Your instructions
Only lines holding the string "Brake" are wanted; copy each one from the material.

(Data records)
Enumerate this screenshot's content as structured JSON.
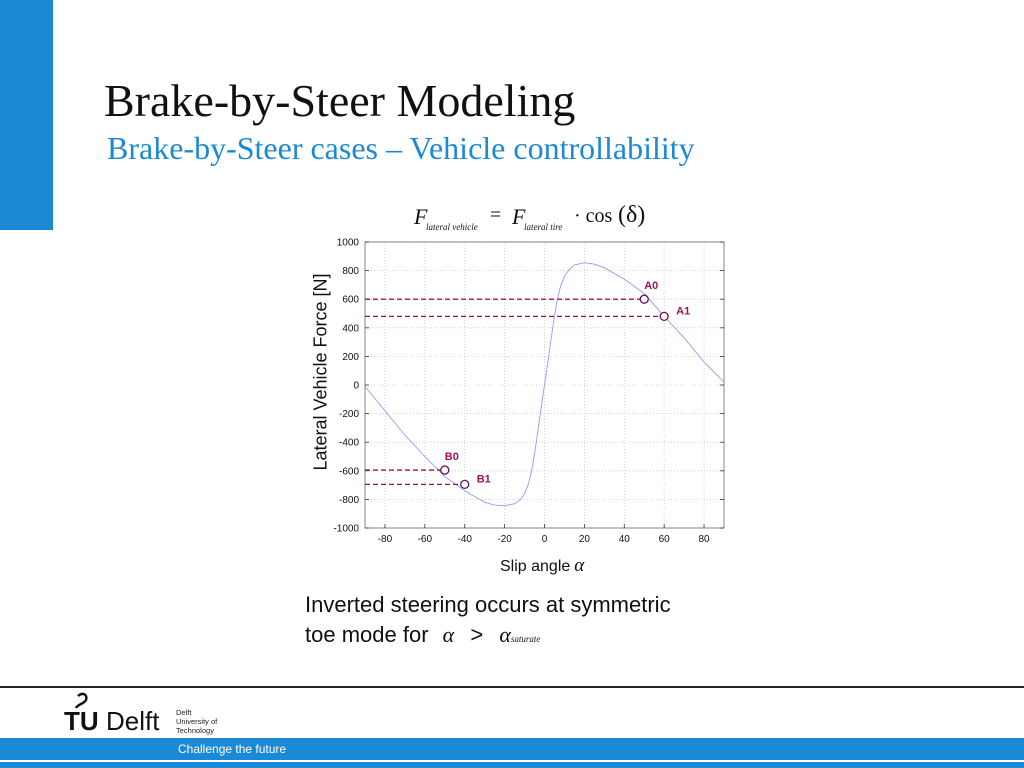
{
  "slide": {
    "title": "Brake-by-Steer Modeling",
    "subtitle": "Brake-by-Steer cases – Vehicle controllability"
  },
  "formula": {
    "lhs": "F",
    "lhs_sub": "lateral  vehicle",
    "equals": "=",
    "rhs": "F",
    "rhs_sub": "lateral  tire",
    "op": "· cos",
    "arg": "(δ)"
  },
  "note": {
    "line1": "Inverted steering occurs at symmetric",
    "line2_prefix": "toe mode for",
    "alpha": "α",
    "gt": ">",
    "alpha2": "α",
    "alpha2_sub": "saturate"
  },
  "footer": {
    "logo_tu": "TU",
    "logo_delft": "Delft",
    "org_line1": "Delft",
    "org_line2": "University of",
    "org_line3": "Technology",
    "tagline": "Challenge the future"
  },
  "colors": {
    "accent": "#1c89d6",
    "curve": "#8da0f0",
    "marker": "#a0105a"
  },
  "chart_data": {
    "type": "line",
    "xlabel_text": "Slip angle",
    "xlabel_symbol": "α",
    "ylabel": "Lateral Vehicle Force [N]",
    "xlim": [
      -90,
      90
    ],
    "ylim": [
      -1000,
      1000
    ],
    "xticks": [
      -80,
      -60,
      -40,
      -20,
      0,
      20,
      40,
      60,
      80
    ],
    "yticks": [
      -1000,
      -800,
      -600,
      -400,
      -200,
      0,
      200,
      400,
      600,
      800,
      1000
    ],
    "grid": true,
    "series": [
      {
        "x": [
          -90,
          -80,
          -70,
          -60,
          -50,
          -40,
          -30,
          -25,
          -20,
          -15,
          -12,
          -10,
          -8,
          -6,
          -4,
          -2,
          0,
          2,
          4,
          6,
          8,
          10,
          12,
          15,
          20,
          25,
          30,
          40,
          50,
          60,
          70,
          80,
          90
        ],
        "y": [
          -10,
          -180,
          -350,
          -500,
          -640,
          -740,
          -820,
          -840,
          -845,
          -830,
          -800,
          -760,
          -690,
          -570,
          -390,
          -190,
          0,
          190,
          390,
          570,
          690,
          760,
          800,
          840,
          855,
          845,
          820,
          740,
          640,
          480,
          330,
          160,
          20
        ]
      }
    ],
    "points": [
      {
        "label": "A0",
        "x": 50,
        "y": 600
      },
      {
        "label": "A1",
        "x": 60,
        "y": 480
      },
      {
        "label": "B0",
        "x": -50,
        "y": -595
      },
      {
        "label": "B1",
        "x": -40,
        "y": -695
      }
    ]
  }
}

Solved problem
    "title": "Brake-by-Steer Modeling",
    "subtitle": "Brake-by-Steer cases – Vehicle controllability"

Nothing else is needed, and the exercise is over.